Provided passage:
--

The demonstration was organized by Linda Karle-Nelson, president of Fortunate Families, a national network of Catholic parents of LGBT people, and her husband, Thomas Nelson. Another Free Press article quotes their thoughts on the protest:

Linda Karle-Nelson and Thomas Nelson

Linda Karle-Nelson and Thomas Nelson

“ ‘He’s [Vigneron] not going to keep me from the Eucharist,’ said Nelson, 83, a retired engineer from Farmington Hills. ‘Somebody’s got to stand up and say, “Enough.” ‘

“ ‘We’re not going to change churches,’ said [Linda] Karle-Nelson, 72, a speech pathologist. ‘We can plant seeds. Our theme has been sharing stories, and sharing stories is a way of changing hearts.’ ”

A local Catholic pastor noted the ridiculousness of Vigneron’s suggestion:

“The Rev. Norman Thomas, who is a pastor of Detroit parishes Sacred Heart and St. Elizabeth, said Vigneron’s statement ‘was kind of insensitive.’

“ ‘Are people expected to exempt themselves, or is there going to be a check-off right there at the (communion) line?’ Thomas said.”

--

(Collected data entries)

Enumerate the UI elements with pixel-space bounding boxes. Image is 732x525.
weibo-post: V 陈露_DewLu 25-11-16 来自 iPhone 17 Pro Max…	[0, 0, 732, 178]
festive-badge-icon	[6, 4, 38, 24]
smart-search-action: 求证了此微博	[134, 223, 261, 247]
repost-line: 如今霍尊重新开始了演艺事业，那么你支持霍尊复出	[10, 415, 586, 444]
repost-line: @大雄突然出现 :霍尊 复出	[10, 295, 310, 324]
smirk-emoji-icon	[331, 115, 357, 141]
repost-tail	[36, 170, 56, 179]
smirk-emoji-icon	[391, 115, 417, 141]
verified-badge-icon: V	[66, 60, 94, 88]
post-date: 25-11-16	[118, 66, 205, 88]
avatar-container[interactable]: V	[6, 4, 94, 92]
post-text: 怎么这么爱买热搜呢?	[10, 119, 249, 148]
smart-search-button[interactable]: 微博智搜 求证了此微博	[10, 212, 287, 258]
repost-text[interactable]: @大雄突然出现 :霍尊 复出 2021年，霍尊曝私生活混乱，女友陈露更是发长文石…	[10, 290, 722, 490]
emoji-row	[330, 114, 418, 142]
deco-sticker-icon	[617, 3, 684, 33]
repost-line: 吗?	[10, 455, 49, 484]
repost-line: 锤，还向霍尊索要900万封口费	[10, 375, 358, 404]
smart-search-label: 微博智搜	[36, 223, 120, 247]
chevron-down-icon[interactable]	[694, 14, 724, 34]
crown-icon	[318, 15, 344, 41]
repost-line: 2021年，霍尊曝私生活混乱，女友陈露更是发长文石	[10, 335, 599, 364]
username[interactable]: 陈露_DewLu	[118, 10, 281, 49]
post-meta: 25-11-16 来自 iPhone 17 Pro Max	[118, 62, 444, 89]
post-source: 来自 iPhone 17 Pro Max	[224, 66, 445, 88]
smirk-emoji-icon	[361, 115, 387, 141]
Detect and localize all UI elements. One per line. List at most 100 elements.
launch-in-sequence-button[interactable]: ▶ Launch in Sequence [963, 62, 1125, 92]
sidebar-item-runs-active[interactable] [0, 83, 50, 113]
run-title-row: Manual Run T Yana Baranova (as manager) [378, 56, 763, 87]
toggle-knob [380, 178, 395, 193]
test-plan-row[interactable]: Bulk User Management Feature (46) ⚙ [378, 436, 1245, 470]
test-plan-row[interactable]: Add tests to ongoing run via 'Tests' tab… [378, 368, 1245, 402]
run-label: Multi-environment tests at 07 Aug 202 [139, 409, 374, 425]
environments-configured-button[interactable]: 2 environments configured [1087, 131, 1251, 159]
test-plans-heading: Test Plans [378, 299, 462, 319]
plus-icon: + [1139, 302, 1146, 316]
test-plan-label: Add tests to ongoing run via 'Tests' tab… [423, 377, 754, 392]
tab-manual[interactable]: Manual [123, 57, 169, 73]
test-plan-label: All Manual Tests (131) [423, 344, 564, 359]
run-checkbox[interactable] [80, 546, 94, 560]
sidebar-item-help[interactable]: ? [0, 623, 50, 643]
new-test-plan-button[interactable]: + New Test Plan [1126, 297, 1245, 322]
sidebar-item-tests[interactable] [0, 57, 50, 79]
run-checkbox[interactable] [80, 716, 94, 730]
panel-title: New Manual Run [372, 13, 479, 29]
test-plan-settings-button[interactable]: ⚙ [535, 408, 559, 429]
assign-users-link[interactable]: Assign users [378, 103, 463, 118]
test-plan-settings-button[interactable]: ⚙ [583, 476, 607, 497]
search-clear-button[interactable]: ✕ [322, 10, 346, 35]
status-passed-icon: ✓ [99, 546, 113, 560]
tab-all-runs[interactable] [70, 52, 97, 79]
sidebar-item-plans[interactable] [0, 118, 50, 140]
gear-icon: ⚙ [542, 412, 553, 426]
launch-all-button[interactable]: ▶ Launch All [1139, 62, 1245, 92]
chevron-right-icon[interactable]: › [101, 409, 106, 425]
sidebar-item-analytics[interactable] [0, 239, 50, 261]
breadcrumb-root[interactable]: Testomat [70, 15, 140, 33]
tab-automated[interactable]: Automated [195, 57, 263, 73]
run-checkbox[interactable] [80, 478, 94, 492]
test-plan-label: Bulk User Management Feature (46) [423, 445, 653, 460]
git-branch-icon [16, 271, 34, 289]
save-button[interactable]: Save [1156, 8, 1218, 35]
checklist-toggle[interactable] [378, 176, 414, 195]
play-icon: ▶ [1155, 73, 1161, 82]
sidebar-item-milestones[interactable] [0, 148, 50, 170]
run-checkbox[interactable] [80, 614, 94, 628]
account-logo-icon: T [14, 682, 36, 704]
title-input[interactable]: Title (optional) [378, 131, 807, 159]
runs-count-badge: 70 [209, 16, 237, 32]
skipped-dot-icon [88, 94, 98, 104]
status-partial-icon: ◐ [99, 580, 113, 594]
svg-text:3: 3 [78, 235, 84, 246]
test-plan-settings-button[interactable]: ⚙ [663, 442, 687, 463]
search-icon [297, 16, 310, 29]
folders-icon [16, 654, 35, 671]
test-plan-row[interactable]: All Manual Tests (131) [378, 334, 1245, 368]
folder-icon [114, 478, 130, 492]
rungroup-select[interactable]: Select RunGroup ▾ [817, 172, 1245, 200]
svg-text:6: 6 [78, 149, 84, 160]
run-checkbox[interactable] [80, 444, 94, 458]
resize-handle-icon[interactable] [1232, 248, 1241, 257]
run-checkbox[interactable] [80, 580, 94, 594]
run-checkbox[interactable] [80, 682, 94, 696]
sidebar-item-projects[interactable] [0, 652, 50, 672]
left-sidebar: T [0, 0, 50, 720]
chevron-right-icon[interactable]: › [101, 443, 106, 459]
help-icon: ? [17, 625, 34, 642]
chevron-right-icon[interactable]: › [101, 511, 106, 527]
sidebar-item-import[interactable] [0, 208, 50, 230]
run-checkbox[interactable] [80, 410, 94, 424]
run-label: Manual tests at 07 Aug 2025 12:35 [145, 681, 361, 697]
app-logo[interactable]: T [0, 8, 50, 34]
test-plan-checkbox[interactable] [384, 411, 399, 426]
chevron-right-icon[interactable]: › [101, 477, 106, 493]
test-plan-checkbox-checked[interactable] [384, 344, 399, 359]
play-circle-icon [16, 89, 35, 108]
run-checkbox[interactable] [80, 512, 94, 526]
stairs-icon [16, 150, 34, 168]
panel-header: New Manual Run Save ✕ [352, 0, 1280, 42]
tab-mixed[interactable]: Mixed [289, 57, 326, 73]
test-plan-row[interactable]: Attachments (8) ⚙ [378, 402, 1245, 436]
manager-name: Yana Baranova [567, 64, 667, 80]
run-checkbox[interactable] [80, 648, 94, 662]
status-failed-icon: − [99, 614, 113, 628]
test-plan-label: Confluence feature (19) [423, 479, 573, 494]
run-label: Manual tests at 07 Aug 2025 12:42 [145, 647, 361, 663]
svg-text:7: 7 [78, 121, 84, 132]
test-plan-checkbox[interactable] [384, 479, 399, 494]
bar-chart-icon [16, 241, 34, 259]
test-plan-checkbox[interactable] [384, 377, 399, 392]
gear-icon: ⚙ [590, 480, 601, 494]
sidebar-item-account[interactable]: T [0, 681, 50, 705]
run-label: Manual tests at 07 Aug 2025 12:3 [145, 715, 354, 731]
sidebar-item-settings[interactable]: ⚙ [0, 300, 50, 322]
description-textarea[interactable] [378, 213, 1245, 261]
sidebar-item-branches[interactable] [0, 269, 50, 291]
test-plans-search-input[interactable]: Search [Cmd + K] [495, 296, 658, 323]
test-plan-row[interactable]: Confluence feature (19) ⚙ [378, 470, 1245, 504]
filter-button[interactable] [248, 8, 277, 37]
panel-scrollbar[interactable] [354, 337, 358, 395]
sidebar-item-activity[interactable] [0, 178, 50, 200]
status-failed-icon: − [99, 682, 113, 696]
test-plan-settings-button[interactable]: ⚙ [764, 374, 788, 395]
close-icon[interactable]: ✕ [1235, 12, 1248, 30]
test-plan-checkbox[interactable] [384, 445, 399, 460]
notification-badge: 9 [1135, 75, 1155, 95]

--

Given instruction: Render this sentence from the passage on the protest into Spanish: "The demonstration was organized by Linda Karle-Nelson, president of Fortunate Families, a national network of Catholic parents of LGBT people, and her husband, Thomas Nelson." The listing has no connection to the passage on the protest.

Full response: La manifestación fue organizada por Linda Karle-Nelson, presidenta de Fortunate Families, una red nacional de padres católicos de personas LGBT, y su esposo, Thomas Nelson.